- _WRITTEN TASK_
Report only how many lines hold the word "trip".

━━━━━ INFORMATION SUPPLIED

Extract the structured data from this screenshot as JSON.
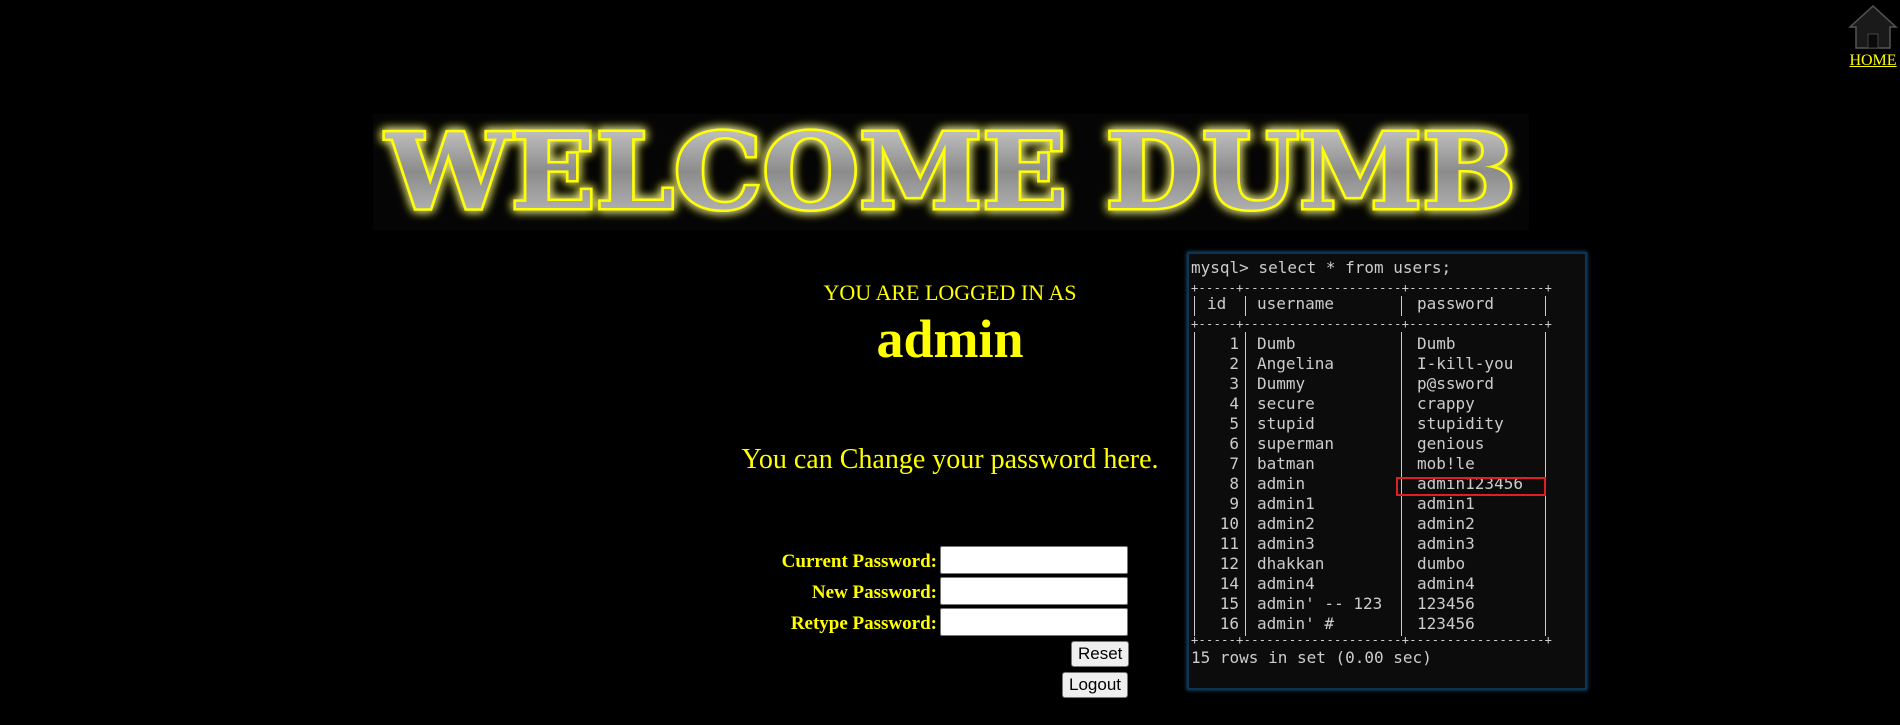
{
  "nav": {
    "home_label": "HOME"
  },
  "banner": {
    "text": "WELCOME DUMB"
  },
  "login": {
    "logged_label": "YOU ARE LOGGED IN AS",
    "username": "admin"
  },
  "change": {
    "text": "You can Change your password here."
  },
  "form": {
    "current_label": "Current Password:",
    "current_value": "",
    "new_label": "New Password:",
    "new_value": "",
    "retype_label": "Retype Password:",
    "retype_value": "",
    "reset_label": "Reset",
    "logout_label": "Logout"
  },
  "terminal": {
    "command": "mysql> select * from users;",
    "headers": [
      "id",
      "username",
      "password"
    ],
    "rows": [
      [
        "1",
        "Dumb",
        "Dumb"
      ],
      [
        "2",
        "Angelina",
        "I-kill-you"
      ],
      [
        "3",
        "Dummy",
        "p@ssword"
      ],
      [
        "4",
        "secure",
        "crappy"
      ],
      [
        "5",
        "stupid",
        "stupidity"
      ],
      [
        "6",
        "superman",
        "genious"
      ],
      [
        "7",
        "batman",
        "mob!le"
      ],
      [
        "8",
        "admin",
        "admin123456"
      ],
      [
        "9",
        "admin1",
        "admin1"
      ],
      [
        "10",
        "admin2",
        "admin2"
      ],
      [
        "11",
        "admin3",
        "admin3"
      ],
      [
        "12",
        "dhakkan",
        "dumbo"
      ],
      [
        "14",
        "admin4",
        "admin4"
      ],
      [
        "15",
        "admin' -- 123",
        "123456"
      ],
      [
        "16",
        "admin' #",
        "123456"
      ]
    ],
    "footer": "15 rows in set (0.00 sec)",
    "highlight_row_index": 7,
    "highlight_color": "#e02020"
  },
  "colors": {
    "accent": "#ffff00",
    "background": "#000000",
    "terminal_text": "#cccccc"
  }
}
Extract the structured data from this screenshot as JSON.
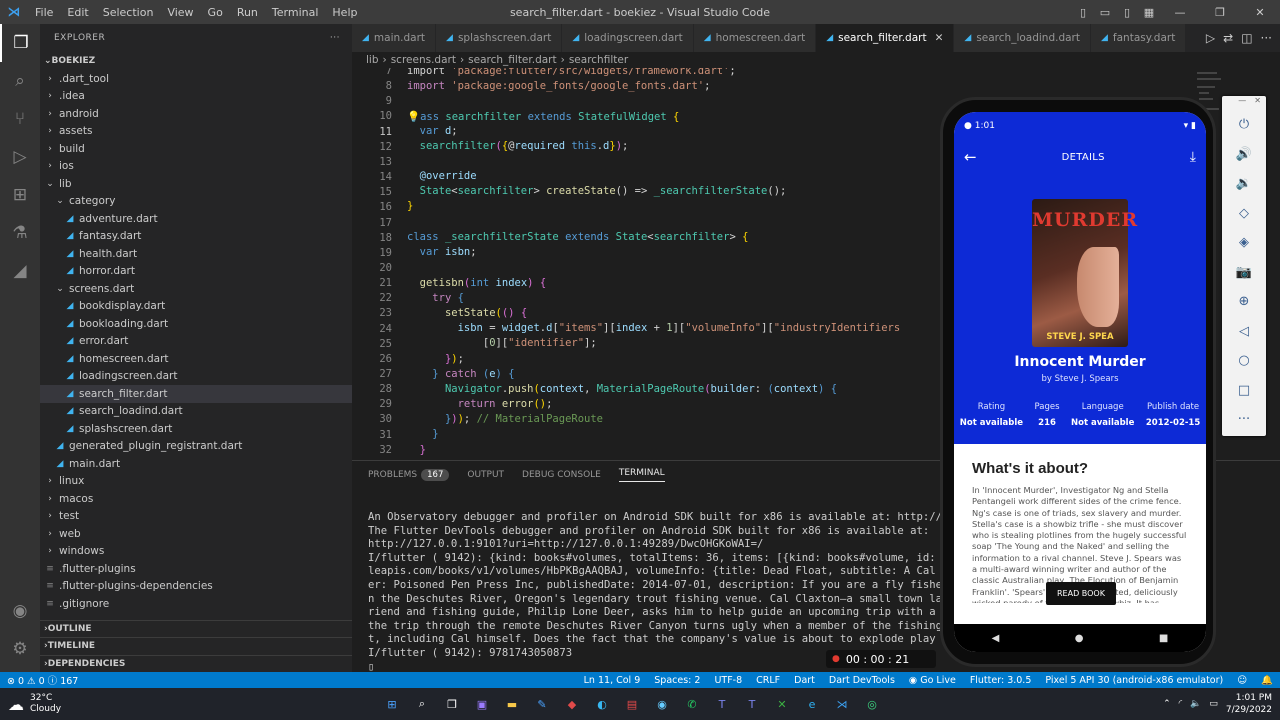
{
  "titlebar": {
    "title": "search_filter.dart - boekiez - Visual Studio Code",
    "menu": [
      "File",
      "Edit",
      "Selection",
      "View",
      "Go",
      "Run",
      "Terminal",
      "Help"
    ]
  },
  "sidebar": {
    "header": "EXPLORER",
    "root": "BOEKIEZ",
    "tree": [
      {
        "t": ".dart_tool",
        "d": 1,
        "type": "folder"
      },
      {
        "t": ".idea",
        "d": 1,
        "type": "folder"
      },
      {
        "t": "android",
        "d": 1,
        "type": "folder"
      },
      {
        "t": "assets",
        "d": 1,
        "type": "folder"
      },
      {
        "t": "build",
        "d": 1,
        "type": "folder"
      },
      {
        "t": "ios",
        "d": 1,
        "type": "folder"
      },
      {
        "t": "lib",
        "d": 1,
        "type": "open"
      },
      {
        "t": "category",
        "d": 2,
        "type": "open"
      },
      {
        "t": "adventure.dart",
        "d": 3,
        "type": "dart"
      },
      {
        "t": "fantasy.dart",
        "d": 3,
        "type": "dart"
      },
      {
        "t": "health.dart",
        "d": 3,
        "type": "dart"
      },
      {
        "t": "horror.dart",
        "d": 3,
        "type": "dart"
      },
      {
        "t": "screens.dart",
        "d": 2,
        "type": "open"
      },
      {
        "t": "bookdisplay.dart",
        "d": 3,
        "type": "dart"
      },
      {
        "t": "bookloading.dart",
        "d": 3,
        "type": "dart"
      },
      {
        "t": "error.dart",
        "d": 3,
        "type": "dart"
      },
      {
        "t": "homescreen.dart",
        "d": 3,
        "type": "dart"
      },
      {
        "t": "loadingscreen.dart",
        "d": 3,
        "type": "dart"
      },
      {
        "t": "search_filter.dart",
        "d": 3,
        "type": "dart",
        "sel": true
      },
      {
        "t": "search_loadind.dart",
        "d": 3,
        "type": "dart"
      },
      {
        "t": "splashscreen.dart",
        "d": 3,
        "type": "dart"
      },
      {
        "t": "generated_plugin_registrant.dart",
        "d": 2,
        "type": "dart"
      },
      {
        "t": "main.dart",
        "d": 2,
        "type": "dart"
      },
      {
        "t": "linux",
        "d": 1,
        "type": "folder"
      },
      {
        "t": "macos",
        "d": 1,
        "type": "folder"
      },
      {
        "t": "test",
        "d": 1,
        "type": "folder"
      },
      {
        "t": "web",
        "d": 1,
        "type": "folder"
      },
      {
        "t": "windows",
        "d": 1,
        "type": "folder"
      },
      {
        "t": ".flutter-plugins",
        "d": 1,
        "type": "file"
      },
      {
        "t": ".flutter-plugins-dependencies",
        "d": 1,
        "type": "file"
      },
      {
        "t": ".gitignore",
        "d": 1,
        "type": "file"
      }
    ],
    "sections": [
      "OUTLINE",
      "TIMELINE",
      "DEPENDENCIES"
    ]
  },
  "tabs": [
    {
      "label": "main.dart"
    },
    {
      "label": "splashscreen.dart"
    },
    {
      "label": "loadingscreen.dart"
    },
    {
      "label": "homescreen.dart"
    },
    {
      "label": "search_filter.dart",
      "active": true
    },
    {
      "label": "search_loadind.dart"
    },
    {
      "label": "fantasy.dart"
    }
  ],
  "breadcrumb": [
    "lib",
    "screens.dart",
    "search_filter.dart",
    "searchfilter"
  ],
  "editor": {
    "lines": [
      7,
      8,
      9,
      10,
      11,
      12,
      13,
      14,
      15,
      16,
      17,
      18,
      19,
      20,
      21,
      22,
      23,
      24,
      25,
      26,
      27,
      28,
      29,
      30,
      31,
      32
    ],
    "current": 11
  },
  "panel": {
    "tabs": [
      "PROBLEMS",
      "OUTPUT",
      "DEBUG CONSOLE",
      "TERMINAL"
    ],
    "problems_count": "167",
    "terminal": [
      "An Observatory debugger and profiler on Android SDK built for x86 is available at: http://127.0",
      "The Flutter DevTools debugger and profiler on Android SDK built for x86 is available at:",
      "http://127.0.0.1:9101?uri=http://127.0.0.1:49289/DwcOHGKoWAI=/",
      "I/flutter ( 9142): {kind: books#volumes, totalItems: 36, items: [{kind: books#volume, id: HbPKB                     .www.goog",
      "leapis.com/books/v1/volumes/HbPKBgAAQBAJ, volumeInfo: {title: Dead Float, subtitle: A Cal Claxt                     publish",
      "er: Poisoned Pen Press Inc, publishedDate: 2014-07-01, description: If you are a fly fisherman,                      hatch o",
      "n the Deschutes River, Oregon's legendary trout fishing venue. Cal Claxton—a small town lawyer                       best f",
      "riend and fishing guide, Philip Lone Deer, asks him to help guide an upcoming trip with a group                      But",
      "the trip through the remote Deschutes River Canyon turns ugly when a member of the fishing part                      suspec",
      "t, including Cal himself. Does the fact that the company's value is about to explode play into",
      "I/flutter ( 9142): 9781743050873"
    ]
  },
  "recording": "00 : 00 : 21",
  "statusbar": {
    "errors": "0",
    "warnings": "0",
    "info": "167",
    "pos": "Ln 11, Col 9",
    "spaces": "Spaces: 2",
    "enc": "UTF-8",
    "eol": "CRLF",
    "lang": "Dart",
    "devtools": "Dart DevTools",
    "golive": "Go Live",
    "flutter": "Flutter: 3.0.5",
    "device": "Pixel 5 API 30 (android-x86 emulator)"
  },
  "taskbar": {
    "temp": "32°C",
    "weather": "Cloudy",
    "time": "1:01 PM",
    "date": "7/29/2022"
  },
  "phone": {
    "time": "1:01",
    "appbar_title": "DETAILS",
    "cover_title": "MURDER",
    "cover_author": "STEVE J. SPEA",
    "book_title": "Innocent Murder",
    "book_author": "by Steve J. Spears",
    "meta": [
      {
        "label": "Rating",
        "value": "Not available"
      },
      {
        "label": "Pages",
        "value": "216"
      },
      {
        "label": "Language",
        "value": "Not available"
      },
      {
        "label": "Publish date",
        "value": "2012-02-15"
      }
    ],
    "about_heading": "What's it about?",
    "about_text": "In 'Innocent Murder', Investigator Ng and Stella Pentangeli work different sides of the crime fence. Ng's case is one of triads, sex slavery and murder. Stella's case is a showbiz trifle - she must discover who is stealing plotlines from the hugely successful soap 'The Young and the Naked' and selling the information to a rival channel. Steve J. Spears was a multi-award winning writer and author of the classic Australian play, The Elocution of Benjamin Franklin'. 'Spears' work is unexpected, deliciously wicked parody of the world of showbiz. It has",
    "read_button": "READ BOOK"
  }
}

━━━━━━━━━━

- _SOLUTION TO THE EXERCISE_
2